■ Stated goal A
Reproduce the passage of the People v Morris opinion between "The branch seeking" and "days after commencement.", inclusive.
■ Stated goal B
Name each distinct date in the People v Morris opinion that is written with its year.
■ Stated goal C
Resume the People v Morris opinion after its final sentence.

■ Text excerpt
******************************
| People v Morris |
| 2026 NY Slip Op 50369(U) [88 Misc 3d 1238(A)] |
| Decided on March 16, 2026 |
| Criminal Court Of The City Of New York, Bronx County |
| Goodwin, J. |
| Published by New York State Law Reporting Bureau pursuant to Judiciary Law § 431. |
| This opinion is uncorrected and will not be published in the printed Official Reports. |
The People of the
State of New York,
against S. Morris, Defendant. |
Pending is the defense's counseled omnibus motion. It is resolved as follows. As the parties are the primary audience, familiarity with the case is assumed.
The branch seeking to invalidate the original COC is granted, and both it and the first SCOC are invalidated, but the request for dismissal is denied.
This case commenced November 14, 2025, when the complaint was filed with the court. The People declared ready and filed their certificate of compliance (COC) on December 24, 2025, which was 40 days later. This motion was filed January 28, 2026, or 75 days after commencement.
In the motion, the defense sought to invalidate the People's original COC, in part because the People's January 2 SCOC supported the inference that the original December 24, 2025 COC was invalid. See Defense's Notice of Motion ¶ 1. The defense alleged that the People had failed to turn over numerous documents, including body-worn camera footage and 911 materials.
As an initial matter, the People respond that the defense's attempts at conferral were inadequate because the defense sent a single email on January 14, received an out-of-office bounce-back reflecting that the assigned would return on January 20, but took "no further action" afterwards. People's Resp. Mem. at 18; see also Defense's Mot., Ex. C at 1—2 (reproducing the January 14 email and same-day bounce-back that reflected a January 20 return). Assuming without deciding that inadequacy of conferral can be grounds for denial of the defense's motion, the record reflects that the People responded on January 22 to convey the People's offer in the case. Defense's Mot., Ex. D at 1. This motion, meanwhile, was filed January 28—the statutory due date, 35 days after the COC was filed. See C.P.L. § 245.50(4)(c). As the defense's email was reasonably comprehensive and thorough, the defense cannot be faulted for assuming that the ball was in the People's court, especially after the January 22 offer email did not mention the defense's inquiry about missing discovery.
On the merits, the contested materials encompass (1) CVAB notes, (2) body-worn camera footage and associated materials, (3) arrest photos, (4) 911 calls and radio runs, (5) the ZOLPA, (6) IAB log attachments, (7) the event chronology/Sprint report for the 911 call and [*2]radio runs, (8) voucher/chain of custody reports, and (9) a color photo of the complainant's injuries. Defense's Mot. at 9—10.
******************************
■ Supplied material
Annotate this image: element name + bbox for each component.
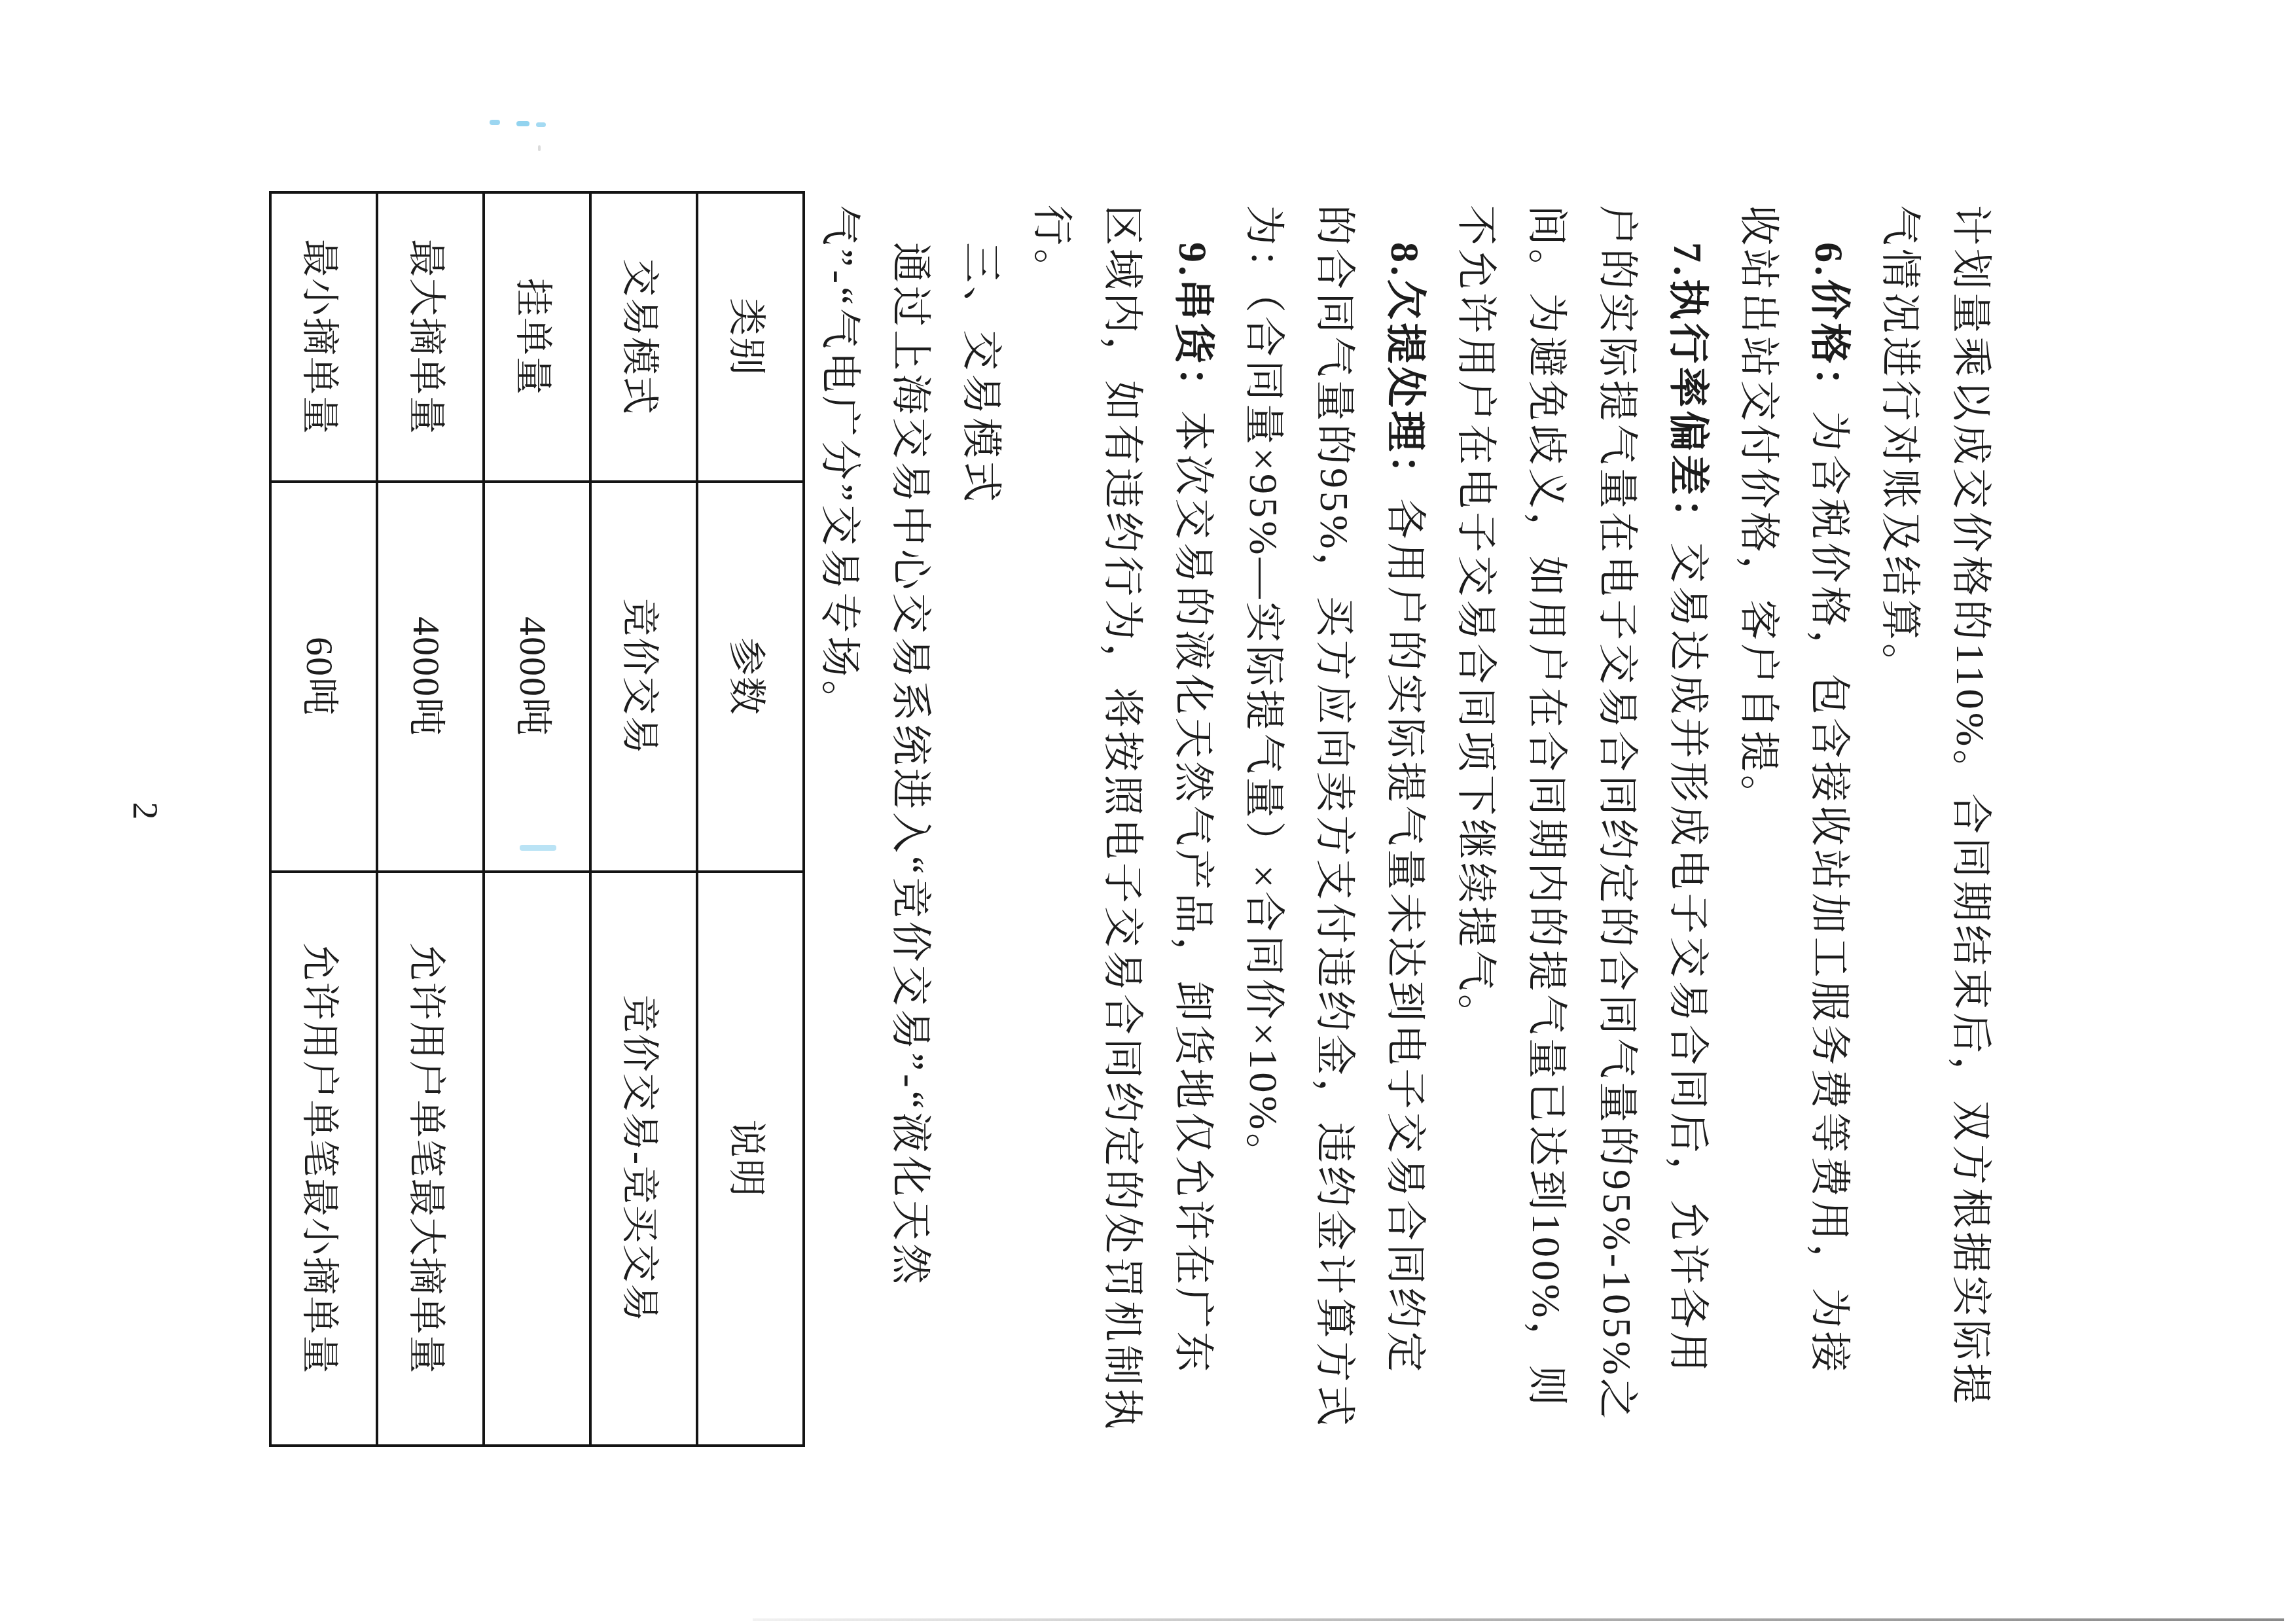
******************************
■ Task answer A
The branch seeking to invalidate the original COC is granted, and both it and the first SCOC are invalidated, but the request for dismissal is denied.
This case commenced November 14, 2025, when the complaint was filed with the court. The People declared ready and filed their certificate of compliance (COC) on December 24, 2025, which was 40 days later. This motion was filed January 28, 2026, or 75 days after commencement.

■ Task answer B
- March 16, 2026
- November 14, 2025
- December 24, 2025
- January 28, 2026

■ Task answer C
The People shared the missing CVAB notes on January 2 (i.e., after declaring ready). And while the People have since shared color photos of the complainant's injuries, the 911 calls and radio run, and body-worn camera footage and related materials, see Defense's Reply at 7—8, the defense is correct that the record is not as clear as it should be that the 911 materials and body-worn camera materials were initially shared back in December. As the defense points out, see Defense's Reply at 8, the relevant exhibit from the People's supplemental affirmation shows that the People had at least some of the footage, but does not clearly reflect timely disclosure on the defense; the corresponding 911 exhibit refers to an original share date but does not show proof of that date. See People's Supp. Aff., Ex. A at 1, Ex. C at 1.[FN1] The arrest photos, IAB attachments, pre-arraignment report, event chronology/sprint report, ZOLPA, and vouchers/chain of custody reports remain outstanding and largely unaccounted for, and are generally not addressed in the People's response.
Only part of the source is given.